--- begin Source records ---

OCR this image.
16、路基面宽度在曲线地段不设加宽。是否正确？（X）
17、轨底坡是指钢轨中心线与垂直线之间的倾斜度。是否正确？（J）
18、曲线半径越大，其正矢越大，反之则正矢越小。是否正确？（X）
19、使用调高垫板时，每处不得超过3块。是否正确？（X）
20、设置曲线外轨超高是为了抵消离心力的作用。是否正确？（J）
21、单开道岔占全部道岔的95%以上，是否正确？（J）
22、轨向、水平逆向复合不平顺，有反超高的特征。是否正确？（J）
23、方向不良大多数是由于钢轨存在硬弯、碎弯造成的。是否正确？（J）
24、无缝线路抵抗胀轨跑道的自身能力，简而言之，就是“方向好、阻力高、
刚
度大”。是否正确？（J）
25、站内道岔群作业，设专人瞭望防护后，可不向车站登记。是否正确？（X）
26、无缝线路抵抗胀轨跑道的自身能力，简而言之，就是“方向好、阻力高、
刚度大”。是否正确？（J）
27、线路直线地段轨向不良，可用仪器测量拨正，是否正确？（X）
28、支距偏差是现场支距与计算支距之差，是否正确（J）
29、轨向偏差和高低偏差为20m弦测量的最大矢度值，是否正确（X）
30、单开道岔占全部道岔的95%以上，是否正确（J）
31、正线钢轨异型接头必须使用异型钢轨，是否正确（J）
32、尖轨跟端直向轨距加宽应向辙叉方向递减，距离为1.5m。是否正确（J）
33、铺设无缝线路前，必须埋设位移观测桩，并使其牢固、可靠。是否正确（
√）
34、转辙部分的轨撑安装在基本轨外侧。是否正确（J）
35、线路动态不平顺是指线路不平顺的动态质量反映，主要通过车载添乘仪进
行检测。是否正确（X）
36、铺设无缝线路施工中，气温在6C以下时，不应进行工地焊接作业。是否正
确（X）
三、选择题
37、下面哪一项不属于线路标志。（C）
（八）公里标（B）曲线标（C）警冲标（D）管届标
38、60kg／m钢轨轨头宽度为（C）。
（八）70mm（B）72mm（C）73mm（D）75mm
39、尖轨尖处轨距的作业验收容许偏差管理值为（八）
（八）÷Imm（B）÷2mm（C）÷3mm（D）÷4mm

--- end Source records ---

Repeat each record exactly. Omit nothing.

OCR this image.
16、路基面宽度在曲线地段不设加宽。是否正确？（X）
17、轨底坡是指钢轨中心线与垂直线之间的倾斜度。是否正确？（J）
18、曲线半径越大，其正矢越大，反之则正矢越小。是否正确？（X）
19、使用调高垫板时，每处不得超过3块。是否正确？（X）
20、设置曲线外轨超高是为了抵消离心力的作用。是否正确？（J）
21、单开道岔占全部道岔的95%以上，是否正确？（J）
22、轨向、水平逆向复合不平顺，有反超高的特征。是否正确？（J）
23、方向不良大多数是由于钢轨存在硬弯、碎弯造成的。是否正确？（J）
24、无缝线路抵抗胀轨跑道的自身能力，简而言之，就是“方向好、阻力高、
刚
度大”。是否正确？（J）
25、站内道岔群作业，设专人瞭望防护后，可不向车站登记。是否正确？（X）
26、无缝线路抵抗胀轨跑道的自身能力，简而言之，就是“方向好、阻力高、
刚度大”。是否正确？（J）
27、线路直线地段轨向不良，可用仪器测量拨正，是否正确？（X）
28、支距偏差是现场支距与计算支距之差，是否正确（J）
29、轨向偏差和高低偏差为20m弦测量的最大矢度值，是否正确（X）
30、单开道岔占全部道岔的95%以上，是否正确（J）
31、正线钢轨异型接头必须使用异型钢轨，是否正确（J）
32、尖轨跟端直向轨距加宽应向辙叉方向递减，距离为1.5m。是否正确（J）
33、铺设无缝线路前，必须埋设位移观测桩，并使其牢固、可靠。是否正确（
√）
34、转辙部分的轨撑安装在基本轨外侧。是否正确（J）
35、线路动态不平顺是指线路不平顺的动态质量反映，主要通过车载添乘仪进
行检测。是否正确（X）
36、铺设无缝线路施工中，气温在6C以下时，不应进行工地焊接作业。是否正
确（X）
三、选择题
37、下面哪一项不属于线路标志。（C）
（八）公里标（B）曲线标（C）警冲标（D）管届标
38、60kg／m钢轨轨头宽度为（C）。
（八）70mm（B）72mm（C）73mm（D）75mm
39、尖轨尖处轨距的作业验收容许偏差管理值为（八）
（八）÷Imm（B）÷2mm（C）÷3mm（D）÷4mm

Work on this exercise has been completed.